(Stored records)
################

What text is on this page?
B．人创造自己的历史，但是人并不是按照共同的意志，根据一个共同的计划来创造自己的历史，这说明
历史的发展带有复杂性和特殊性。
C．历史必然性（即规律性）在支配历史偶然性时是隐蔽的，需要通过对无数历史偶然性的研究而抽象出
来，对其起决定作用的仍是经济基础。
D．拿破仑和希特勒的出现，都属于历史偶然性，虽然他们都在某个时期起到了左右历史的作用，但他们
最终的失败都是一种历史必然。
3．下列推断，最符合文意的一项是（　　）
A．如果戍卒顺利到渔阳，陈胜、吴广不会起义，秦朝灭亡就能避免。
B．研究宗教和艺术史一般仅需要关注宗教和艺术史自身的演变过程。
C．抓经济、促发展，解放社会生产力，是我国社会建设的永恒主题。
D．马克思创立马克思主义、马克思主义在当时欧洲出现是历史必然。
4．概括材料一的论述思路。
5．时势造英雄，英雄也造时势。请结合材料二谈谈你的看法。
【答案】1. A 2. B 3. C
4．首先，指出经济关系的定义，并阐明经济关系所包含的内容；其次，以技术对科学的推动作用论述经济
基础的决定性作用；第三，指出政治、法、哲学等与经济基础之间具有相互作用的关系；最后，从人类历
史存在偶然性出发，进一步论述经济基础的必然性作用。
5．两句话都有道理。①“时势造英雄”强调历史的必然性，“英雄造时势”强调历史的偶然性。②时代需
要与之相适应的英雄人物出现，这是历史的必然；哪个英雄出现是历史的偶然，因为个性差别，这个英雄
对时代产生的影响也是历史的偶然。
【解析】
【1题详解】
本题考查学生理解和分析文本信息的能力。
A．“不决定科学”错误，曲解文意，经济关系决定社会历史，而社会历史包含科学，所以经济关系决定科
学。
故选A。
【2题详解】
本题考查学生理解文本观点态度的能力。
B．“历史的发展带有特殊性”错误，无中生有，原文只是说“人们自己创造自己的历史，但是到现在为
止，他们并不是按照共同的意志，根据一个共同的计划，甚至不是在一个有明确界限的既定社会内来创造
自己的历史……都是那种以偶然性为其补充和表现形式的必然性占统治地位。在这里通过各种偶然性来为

################

> Problem to work on: Track down the lines that include the word "时势造英雄" and copy them.

> Answer to the task:
5．时势造英雄，英雄也造时势。请结合材料二谈谈你的看法。
5．两句话都有道理。①“时势造英雄”强调历史的必然性，“英雄造时势”强调历史的偶然性。②时代需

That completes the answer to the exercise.